**PROBLEM**.
Count how many lines of the data include the string "dans", then say that number and stop.

(AVAILABLE RECORDS Opens)

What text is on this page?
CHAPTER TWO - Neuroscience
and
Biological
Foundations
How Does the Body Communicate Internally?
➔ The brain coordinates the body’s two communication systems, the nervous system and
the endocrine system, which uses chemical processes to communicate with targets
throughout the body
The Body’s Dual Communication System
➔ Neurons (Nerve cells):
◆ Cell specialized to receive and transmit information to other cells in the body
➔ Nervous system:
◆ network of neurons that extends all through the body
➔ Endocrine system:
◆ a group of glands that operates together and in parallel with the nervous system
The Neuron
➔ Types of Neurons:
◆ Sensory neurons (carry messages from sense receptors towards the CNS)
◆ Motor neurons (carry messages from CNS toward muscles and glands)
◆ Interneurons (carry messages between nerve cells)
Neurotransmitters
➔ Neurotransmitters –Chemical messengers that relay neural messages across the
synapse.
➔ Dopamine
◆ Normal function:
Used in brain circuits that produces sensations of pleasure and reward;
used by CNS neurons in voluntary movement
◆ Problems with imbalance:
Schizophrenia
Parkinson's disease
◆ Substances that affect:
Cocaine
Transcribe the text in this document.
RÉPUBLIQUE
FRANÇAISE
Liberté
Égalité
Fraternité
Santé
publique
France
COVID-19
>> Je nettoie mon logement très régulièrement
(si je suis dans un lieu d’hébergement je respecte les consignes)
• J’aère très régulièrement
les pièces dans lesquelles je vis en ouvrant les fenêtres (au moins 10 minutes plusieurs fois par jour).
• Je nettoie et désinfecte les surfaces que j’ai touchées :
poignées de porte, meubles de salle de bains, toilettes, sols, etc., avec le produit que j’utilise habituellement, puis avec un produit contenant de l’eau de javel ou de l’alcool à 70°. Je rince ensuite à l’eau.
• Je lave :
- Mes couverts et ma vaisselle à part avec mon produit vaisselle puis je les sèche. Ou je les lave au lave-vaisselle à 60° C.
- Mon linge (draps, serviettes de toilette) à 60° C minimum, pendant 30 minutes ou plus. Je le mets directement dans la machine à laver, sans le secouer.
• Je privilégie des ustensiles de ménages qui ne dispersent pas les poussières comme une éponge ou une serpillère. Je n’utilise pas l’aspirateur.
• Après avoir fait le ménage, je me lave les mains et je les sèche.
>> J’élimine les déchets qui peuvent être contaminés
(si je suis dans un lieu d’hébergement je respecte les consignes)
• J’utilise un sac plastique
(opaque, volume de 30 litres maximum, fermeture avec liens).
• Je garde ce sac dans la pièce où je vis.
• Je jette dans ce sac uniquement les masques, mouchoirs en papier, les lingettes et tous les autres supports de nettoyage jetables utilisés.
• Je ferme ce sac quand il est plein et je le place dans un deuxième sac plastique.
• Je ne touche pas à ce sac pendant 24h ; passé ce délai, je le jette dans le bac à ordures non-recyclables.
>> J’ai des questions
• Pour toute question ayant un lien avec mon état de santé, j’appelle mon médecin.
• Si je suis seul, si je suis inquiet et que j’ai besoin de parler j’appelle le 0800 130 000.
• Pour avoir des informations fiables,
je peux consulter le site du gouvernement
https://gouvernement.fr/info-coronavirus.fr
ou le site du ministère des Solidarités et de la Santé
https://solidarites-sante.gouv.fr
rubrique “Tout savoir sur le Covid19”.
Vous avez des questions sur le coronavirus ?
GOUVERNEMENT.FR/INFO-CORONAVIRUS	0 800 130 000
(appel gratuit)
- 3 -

(AVAILABLE RECORDS Closes)

**RESPONSE TO THIS EXERCISE**.
8